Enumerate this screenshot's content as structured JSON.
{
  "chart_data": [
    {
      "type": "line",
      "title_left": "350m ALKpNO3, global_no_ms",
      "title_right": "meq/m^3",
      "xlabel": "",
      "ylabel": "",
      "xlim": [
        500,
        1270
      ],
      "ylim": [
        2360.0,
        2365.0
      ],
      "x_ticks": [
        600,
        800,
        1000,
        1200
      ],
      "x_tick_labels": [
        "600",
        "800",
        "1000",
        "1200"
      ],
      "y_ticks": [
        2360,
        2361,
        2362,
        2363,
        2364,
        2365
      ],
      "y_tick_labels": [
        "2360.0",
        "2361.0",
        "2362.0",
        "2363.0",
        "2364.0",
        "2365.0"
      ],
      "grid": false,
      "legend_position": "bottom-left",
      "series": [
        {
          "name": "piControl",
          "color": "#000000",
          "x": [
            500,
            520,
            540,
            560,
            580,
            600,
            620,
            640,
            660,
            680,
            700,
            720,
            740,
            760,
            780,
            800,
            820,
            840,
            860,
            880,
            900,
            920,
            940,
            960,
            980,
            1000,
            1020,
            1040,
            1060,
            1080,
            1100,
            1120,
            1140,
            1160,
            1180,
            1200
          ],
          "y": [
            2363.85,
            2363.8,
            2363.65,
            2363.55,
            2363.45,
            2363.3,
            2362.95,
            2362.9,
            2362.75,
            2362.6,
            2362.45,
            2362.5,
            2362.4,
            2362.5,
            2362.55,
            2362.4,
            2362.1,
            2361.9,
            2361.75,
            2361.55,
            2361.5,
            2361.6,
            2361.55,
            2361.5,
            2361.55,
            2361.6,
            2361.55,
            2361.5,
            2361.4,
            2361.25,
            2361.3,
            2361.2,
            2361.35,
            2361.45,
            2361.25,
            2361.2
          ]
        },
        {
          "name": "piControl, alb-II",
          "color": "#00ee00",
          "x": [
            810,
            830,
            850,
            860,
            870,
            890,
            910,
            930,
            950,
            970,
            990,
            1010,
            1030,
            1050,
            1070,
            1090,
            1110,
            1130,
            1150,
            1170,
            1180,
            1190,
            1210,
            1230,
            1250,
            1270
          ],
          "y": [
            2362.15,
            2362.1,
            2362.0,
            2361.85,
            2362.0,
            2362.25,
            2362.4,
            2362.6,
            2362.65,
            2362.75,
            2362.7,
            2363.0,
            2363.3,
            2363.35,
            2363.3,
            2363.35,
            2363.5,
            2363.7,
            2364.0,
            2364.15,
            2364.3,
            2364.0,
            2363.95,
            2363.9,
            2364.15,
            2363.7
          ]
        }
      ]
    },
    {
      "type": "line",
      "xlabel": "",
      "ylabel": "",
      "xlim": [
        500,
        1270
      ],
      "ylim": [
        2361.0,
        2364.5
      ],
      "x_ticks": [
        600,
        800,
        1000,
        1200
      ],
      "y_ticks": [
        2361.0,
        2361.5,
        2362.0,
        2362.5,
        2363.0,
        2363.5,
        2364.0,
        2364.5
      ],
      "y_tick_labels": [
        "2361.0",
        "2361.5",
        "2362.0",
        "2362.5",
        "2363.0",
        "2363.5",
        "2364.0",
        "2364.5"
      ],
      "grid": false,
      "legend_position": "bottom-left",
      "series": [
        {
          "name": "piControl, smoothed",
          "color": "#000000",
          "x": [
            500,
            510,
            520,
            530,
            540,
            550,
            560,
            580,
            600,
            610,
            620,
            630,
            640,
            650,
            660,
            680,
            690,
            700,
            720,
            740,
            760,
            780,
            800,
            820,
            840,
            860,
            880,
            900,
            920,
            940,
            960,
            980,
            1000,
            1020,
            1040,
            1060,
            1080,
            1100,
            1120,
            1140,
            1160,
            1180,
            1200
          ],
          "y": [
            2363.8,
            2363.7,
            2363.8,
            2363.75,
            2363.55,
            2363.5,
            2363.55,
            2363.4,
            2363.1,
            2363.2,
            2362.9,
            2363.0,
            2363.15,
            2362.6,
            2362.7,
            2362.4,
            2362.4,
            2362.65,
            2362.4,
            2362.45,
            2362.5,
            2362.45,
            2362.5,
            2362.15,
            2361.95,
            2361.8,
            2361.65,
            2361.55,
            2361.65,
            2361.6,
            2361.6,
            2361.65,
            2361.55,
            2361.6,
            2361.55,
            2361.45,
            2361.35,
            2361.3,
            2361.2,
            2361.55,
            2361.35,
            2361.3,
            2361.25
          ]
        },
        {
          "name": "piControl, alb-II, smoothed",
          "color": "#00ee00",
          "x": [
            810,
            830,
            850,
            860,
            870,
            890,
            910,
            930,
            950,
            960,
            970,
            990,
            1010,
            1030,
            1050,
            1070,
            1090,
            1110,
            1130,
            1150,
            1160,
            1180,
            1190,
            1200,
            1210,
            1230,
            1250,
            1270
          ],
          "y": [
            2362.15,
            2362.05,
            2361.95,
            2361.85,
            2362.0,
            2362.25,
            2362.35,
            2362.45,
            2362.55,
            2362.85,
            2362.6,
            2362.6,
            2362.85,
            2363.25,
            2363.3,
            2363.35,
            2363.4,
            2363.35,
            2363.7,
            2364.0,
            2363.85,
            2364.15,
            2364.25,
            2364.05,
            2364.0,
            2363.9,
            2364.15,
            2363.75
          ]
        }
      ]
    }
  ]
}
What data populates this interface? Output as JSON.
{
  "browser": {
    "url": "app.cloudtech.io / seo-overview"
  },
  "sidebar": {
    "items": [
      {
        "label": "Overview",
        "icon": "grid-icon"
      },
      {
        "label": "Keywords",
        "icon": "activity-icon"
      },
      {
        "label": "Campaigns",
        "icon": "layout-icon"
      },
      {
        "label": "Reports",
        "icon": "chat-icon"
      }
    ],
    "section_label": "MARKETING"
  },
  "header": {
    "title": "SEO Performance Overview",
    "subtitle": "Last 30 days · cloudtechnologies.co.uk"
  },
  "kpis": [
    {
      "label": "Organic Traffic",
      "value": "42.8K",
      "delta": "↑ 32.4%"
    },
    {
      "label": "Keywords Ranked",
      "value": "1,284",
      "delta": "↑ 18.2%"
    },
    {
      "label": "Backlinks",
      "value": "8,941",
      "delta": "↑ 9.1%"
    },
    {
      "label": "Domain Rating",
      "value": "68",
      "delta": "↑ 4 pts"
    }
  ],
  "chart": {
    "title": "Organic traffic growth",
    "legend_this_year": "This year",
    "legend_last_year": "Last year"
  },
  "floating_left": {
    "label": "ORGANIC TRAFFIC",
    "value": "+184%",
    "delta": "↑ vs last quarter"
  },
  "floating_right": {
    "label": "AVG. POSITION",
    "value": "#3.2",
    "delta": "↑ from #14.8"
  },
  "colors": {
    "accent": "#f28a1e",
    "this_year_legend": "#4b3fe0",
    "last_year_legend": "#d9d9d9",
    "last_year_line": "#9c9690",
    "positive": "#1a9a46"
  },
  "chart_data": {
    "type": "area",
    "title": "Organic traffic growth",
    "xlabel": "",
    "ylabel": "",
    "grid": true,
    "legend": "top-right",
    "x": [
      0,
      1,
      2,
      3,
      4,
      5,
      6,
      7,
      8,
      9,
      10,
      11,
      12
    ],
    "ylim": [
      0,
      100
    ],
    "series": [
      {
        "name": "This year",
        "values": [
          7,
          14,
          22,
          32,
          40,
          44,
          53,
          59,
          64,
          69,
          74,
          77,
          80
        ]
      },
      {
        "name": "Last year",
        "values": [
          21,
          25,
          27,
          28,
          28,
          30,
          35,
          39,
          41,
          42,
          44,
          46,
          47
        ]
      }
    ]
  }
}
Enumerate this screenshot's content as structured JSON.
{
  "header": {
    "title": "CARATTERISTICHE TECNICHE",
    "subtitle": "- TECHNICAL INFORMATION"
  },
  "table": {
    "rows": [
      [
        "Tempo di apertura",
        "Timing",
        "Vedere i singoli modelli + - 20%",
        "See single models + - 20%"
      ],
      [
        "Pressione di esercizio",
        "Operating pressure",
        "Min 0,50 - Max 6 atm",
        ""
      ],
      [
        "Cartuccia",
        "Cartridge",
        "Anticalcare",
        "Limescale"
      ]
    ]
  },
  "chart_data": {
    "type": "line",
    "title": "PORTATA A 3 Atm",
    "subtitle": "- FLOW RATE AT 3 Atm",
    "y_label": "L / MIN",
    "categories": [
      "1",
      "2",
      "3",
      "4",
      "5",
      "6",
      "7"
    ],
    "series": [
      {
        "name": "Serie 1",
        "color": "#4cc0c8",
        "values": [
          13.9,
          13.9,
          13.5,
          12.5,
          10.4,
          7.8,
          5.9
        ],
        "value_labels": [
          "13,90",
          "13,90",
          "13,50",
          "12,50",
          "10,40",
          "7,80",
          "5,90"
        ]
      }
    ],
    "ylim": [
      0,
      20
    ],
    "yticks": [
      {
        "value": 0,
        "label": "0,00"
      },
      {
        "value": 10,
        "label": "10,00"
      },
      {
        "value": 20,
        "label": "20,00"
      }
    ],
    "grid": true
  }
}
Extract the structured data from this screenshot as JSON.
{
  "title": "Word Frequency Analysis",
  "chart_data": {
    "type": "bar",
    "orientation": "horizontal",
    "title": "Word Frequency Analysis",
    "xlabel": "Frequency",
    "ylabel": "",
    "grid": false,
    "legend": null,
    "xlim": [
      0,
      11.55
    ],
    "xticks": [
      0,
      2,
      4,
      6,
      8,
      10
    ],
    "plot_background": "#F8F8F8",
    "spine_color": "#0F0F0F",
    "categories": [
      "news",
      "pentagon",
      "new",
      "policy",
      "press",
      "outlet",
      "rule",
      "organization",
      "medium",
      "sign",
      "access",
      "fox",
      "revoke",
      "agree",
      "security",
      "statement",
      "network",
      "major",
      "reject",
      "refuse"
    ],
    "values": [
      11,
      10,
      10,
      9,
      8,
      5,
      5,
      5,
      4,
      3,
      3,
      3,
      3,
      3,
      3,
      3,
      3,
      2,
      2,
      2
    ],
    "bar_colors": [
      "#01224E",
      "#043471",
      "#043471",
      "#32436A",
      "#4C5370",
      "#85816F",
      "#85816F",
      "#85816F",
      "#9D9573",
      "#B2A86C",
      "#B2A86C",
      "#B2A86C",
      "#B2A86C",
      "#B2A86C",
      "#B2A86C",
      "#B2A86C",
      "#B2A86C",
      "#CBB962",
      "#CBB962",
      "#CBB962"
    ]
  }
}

#### Instruction
Write the lines out exactly, from the one with "Extract the structured" down to the last line of the listing, and leave out all others.

#### Written solution
Extract the structured data from this screenshot as JSON.
{
  "title": "Word Frequency Analysis",
  "chart_data": {
    "type": "bar",
    "orientation": "horizontal",
    "title": "Word Frequency Analysis",
    "xlabel": "Frequency",
    "ylabel": "",
    "grid": false,
    "legend": null,
    "xlim": [
      0,
      11.55
    ],
    "xticks": [
      0,
      2,
      4,
      6,
      8,
      10
    ],
    "plot_background": "#F8F8F8",
    "spine_color": "#0F0F0F",
    "categories": [
      "news",
      "pentagon",
      "new",
      "policy",
      "press",
      "outlet",
      "rule",
      "organization",
      "medium",
      "sign",
      "access",
      "fox",
      "revoke",
      "agree",
      "security",
      "statement",
      "network",
      "major",
      "reject",
      "refuse"
    ],
    "values": [
      11,
      10,
      10,
      9,
      8,
      5,
      5,
      5,
      4,
      3,
      3,
      3,
      3,
      3,
      3,
      3,
      3,
      2,
      2,
      2
    ],
    "bar_colors": [
      "#01224E",
      "#043471",
      "#043471",
      "#32436A",
      "#4C5370",
      "#85816F",
      "#85816F",
      "#85816F",
      "#9D9573",
      "#B2A86C",
      "#B2A86C",
      "#B2A86C",
      "#B2A86C",
      "#B2A86C",
      "#B2A86C",
      "#B2A86C",
      "#B2A86C",
      "#CBB962",
      "#CBB962",
      "#CBB962"
    ]
  }
}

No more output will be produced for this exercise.